### [DATOS PROPORCIONADOS]

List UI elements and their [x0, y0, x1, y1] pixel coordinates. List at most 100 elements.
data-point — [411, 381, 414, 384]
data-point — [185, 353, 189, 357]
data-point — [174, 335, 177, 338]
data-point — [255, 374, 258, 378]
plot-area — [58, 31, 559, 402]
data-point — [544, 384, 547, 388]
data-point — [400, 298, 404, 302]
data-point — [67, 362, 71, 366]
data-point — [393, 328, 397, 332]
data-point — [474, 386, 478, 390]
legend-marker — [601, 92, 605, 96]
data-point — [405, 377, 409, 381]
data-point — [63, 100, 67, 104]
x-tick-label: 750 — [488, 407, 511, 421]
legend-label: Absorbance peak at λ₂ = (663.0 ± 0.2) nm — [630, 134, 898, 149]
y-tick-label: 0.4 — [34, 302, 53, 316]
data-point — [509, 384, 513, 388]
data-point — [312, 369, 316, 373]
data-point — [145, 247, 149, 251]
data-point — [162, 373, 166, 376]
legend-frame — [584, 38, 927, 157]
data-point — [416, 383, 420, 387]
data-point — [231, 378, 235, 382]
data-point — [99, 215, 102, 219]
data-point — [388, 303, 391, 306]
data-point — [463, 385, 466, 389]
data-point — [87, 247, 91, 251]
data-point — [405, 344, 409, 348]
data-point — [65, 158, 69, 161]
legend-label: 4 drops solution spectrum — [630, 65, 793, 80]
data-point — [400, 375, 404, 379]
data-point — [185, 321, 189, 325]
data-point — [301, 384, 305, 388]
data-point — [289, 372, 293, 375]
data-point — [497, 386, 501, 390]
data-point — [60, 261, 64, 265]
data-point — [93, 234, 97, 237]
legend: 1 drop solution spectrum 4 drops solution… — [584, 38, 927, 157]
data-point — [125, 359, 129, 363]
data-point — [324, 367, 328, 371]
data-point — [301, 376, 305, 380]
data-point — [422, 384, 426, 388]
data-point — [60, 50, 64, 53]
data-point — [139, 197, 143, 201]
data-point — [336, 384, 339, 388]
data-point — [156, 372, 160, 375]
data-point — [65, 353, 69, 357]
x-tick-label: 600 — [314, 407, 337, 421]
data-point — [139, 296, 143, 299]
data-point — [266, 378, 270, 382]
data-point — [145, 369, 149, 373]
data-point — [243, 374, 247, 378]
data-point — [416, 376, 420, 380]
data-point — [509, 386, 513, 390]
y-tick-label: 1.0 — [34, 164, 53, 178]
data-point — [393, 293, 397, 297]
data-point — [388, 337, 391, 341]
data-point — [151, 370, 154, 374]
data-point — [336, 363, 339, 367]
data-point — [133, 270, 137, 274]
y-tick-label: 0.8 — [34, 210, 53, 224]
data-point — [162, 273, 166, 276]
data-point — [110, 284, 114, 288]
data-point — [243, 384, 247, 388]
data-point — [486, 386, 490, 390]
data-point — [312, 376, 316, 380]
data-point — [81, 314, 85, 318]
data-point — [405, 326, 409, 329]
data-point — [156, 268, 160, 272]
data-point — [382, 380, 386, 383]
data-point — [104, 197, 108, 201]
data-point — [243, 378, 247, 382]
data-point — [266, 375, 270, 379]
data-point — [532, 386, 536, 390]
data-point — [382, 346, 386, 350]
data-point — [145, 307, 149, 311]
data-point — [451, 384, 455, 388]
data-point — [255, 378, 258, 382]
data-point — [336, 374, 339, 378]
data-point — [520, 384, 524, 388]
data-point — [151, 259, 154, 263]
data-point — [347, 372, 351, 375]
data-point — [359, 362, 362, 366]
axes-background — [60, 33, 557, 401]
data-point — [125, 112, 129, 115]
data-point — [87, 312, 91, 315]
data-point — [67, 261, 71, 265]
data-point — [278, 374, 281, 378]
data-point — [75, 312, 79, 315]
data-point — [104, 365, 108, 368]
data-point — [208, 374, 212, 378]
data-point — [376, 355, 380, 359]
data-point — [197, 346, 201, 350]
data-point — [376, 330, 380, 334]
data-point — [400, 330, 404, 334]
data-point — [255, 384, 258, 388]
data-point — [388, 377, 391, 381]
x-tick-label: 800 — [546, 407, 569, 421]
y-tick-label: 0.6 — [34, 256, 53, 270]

* * *

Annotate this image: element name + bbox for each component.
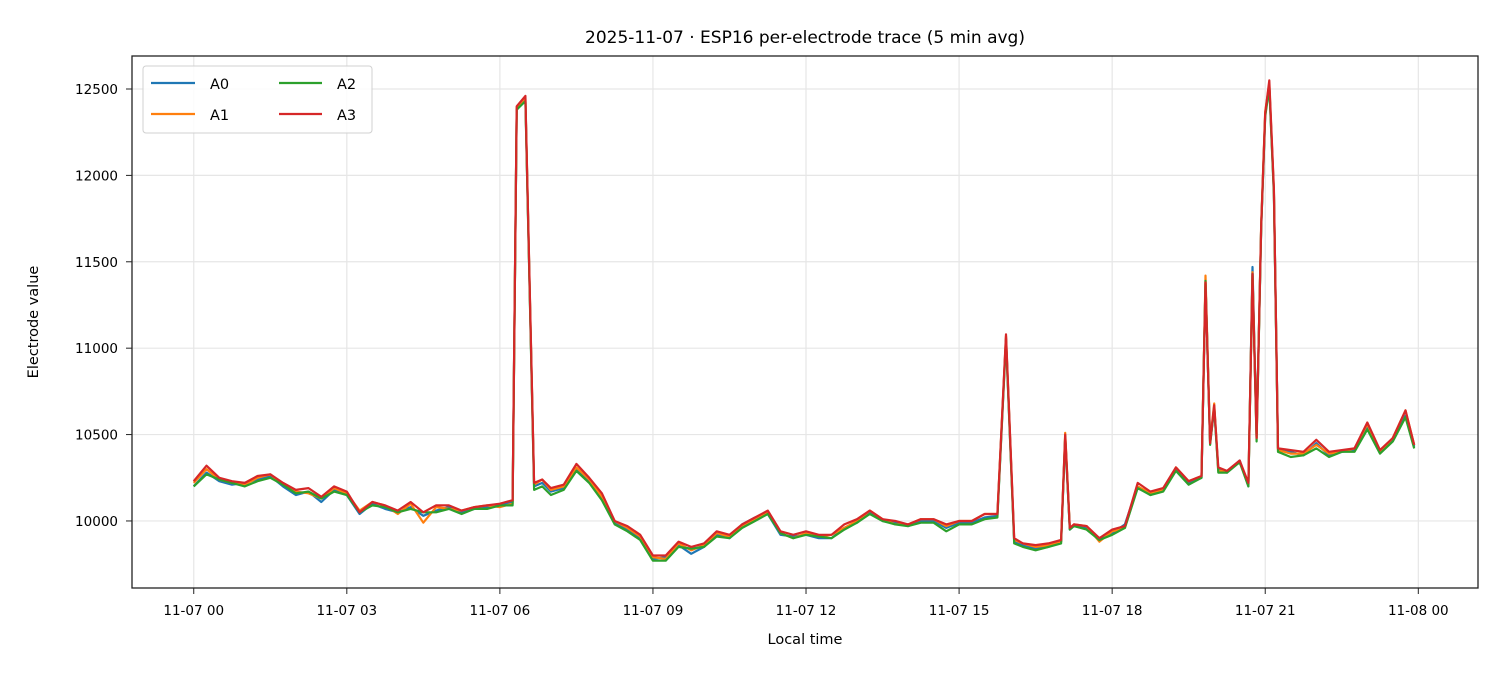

### [EJERCICIO ESCRITO]
Indica cada línea de los registros anteriores que contenga la cadena "legend", teniendo en cuenta la distinción entre mayúsculas y minúsculas.

### [RESULTADO]
legend-marker — [601, 92, 605, 96]
legend-label: Absorbance peak at λ₂ = (663.0 ± 0.2) nm — [630, 134, 898, 149]
legend-frame — [584, 38, 927, 157]
legend-label: 4 drops solution spectrum — [630, 65, 793, 80]
legend: 1 drop solution spectrum 4 drops solution… — [584, 38, 927, 157]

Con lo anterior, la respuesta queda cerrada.